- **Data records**
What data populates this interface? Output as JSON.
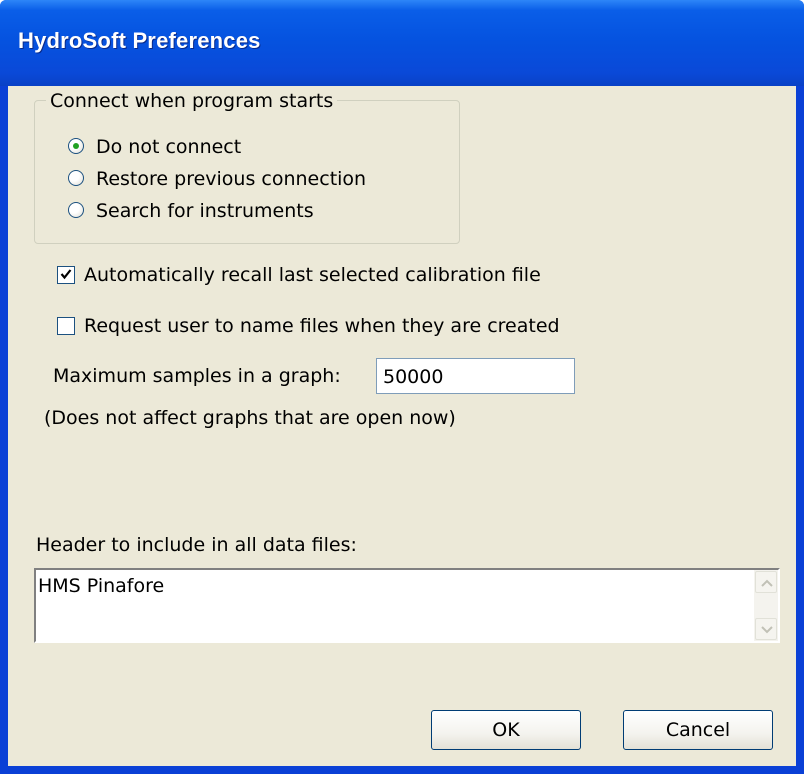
{
  "window": {
    "title": "HydroSoft Preferences"
  },
  "connect_group": {
    "label": "Connect when program starts",
    "options": [
      {
        "label": "Do not connect",
        "selected": true
      },
      {
        "label": "Restore previous connection",
        "selected": false
      },
      {
        "label": "Search for instruments",
        "selected": false
      }
    ]
  },
  "auto_recall": {
    "label": "Automatically recall last selected calibration file",
    "checked": true
  },
  "request_names": {
    "label": "Request user to name files when they are created",
    "checked": false
  },
  "max_samples": {
    "label": "Maximum samples in a graph:",
    "value": "50000",
    "note": "(Does not affect graphs that are open now)"
  },
  "header": {
    "label": "Header to include in all data files:",
    "value": "HMS Pinafore"
  },
  "buttons": {
    "ok": "OK",
    "cancel": "Cancel"
  }
}
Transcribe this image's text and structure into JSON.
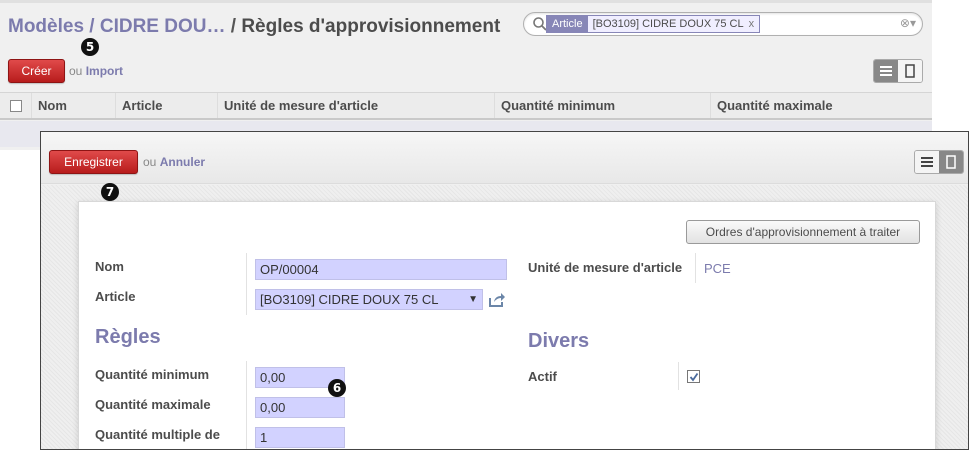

- **EXERCISE DIRECTIONS**
From the records above, pull out every line containing the word "selected".

- **TASK RESULT**
        "selected": true
        "selected": false
        "selected": false
    "label": "Automatically recall last selected calibration file",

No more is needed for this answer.